__Items__.

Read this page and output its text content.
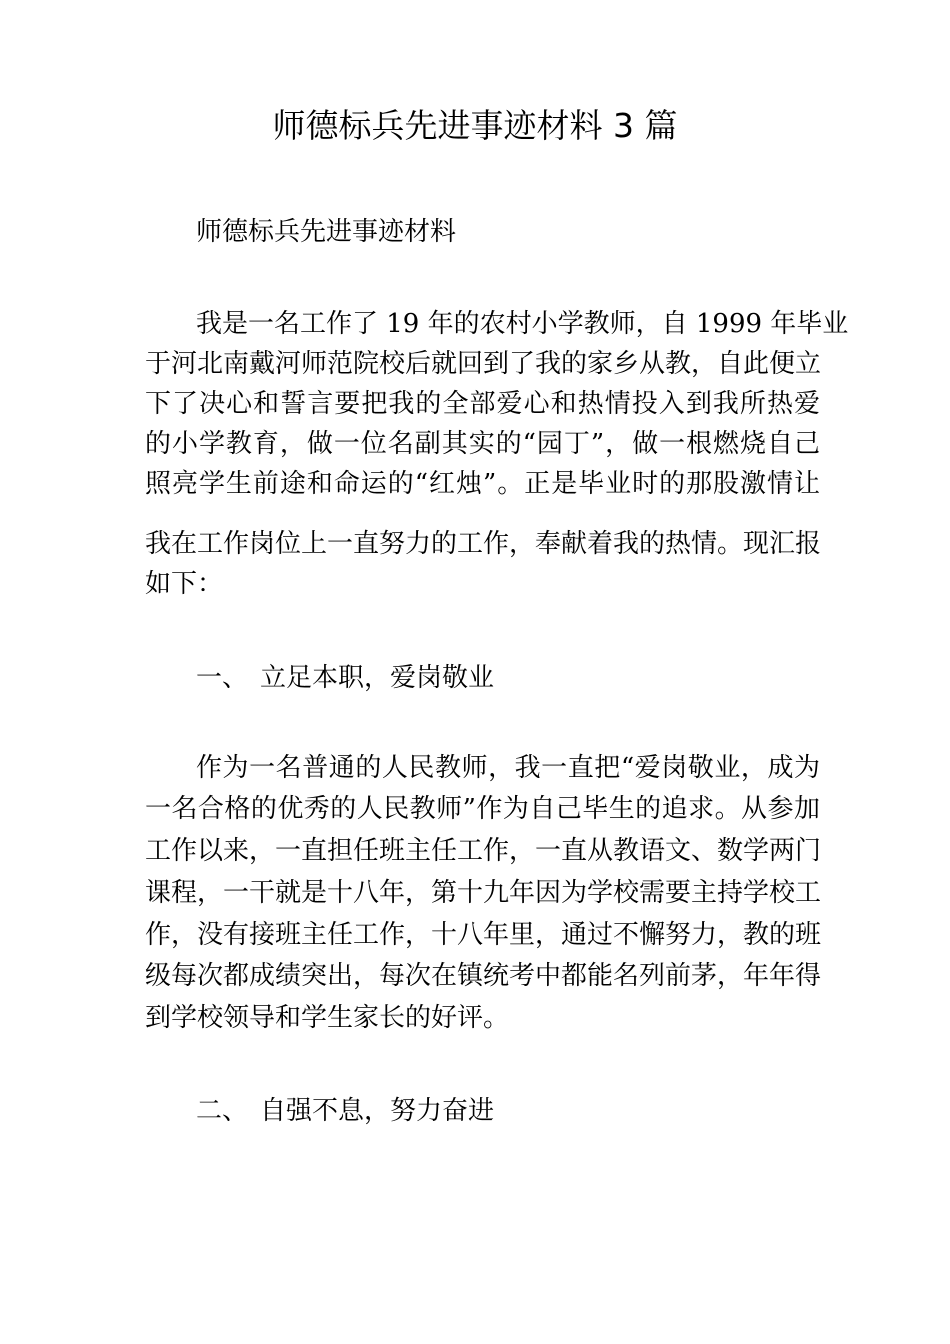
师德标兵先进事迹材料 3 篇
师德标兵先进事迹材料
我是一名工作了 19 年的农村小学教师，自 1999 年毕业
于河北南戴河师范院校后就回到了我的家乡从教，自此便立
下了决心和誓言要把我的全部爱心和热情投入到我所热爱
的小学教育，做一位名副其实的“园丁”，做一根燃烧自己
照亮学生前途和命运的“红烛”。正是毕业时的那股激情让
我在工作岗位上一直努力的工作，奉献着我的热情。现汇报
如下：
一、 立足本职，爱岗敬业
作为一名普通的人民教师，我一直把“爱岗敬业，成为
一名合格的优秀的人民教师”作为自己毕生的追求。从参加
工作以来，一直担任班主任工作，一直从教语文、数学两门
课程，一干就是十八年，第十九年因为学校需要主持学校工
作，没有接班主任工作，十八年里，通过不懈努力，教的班
级每次都成绩突出，每次在镇统考中都能名列前茅，年年得
到学校领导和学生家长的好评。
二、 自强不息，努力奋进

__Your goal__. Without the pictures, restate all of the entries above verbatim.

__Answer for the task__.
Read this page and output its text content.
师德标兵先进事迹材料 3 篇
师德标兵先进事迹材料
我是一名工作了 19 年的农村小学教师，自 1999 年毕业
于河北南戴河师范院校后就回到了我的家乡从教，自此便立
下了决心和誓言要把我的全部爱心和热情投入到我所热爱
的小学教育，做一位名副其实的“园丁”，做一根燃烧自己
照亮学生前途和命运的“红烛”。正是毕业时的那股激情让
我在工作岗位上一直努力的工作，奉献着我的热情。现汇报
如下：
一、 立足本职，爱岗敬业
作为一名普通的人民教师，我一直把“爱岗敬业，成为
一名合格的优秀的人民教师”作为自己毕生的追求。从参加
工作以来，一直担任班主任工作，一直从教语文、数学两门
课程，一干就是十八年，第十九年因为学校需要主持学校工
作，没有接班主任工作，十八年里，通过不懈努力，教的班
级每次都成绩突出，每次在镇统考中都能名列前茅，年年得
到学校领导和学生家长的好评。
二、 自强不息，努力奋进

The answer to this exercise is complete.